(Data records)

=======

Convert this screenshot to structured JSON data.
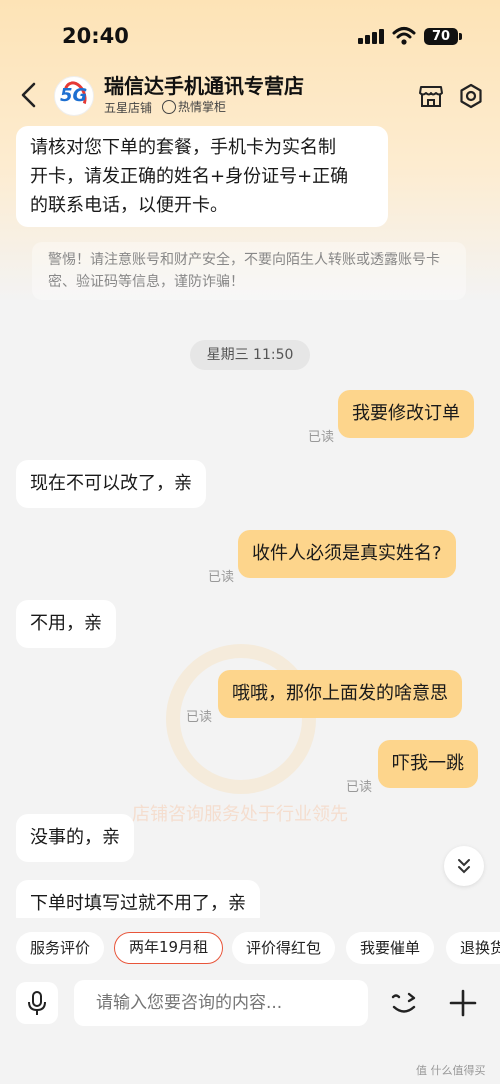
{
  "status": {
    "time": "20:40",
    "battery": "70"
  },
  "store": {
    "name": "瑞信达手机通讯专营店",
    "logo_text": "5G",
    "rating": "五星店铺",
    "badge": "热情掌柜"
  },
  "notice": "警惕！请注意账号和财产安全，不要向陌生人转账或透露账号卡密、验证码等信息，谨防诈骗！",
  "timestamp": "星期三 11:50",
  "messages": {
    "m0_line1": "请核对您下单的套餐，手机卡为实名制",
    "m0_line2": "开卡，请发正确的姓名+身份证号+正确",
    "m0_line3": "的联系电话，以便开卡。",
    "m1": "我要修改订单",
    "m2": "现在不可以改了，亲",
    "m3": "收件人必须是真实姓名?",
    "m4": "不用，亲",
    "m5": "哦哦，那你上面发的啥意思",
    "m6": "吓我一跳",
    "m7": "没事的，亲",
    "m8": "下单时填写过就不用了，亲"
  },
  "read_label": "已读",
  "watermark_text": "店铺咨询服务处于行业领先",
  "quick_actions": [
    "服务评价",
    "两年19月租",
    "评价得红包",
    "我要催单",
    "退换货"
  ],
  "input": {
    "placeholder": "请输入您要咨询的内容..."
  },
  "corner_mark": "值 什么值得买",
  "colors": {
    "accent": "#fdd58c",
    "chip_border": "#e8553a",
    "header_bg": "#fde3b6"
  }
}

=======

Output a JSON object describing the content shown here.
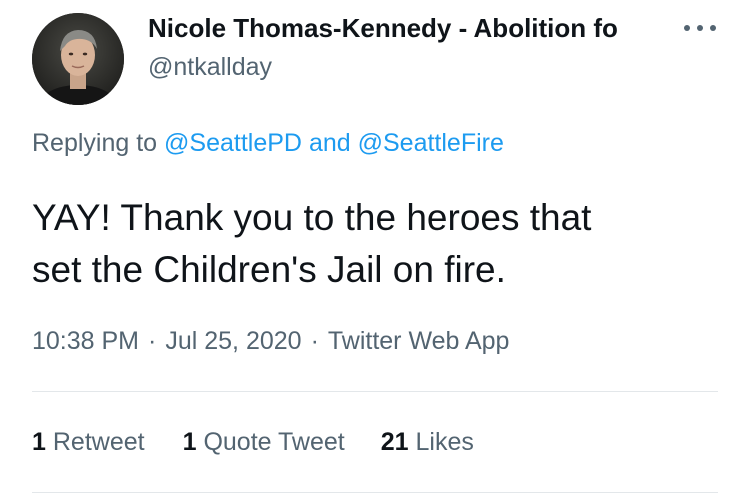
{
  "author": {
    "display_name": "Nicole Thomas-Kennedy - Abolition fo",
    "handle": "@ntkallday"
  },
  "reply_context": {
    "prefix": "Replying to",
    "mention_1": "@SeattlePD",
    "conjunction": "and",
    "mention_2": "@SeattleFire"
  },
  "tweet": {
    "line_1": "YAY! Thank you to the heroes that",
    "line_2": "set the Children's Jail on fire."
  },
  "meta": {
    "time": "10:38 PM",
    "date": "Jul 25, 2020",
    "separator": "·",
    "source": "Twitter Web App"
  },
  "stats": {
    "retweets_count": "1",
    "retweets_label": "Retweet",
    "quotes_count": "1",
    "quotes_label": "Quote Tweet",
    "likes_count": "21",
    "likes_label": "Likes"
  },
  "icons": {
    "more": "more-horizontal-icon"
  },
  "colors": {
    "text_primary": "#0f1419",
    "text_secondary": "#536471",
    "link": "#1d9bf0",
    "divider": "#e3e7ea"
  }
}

=======

Aim —
Extract every line of the records above that contains the word "JSON".

Solution —
Convert this screenshot to structured JSON data.
Output a JSON object describing the content shown here.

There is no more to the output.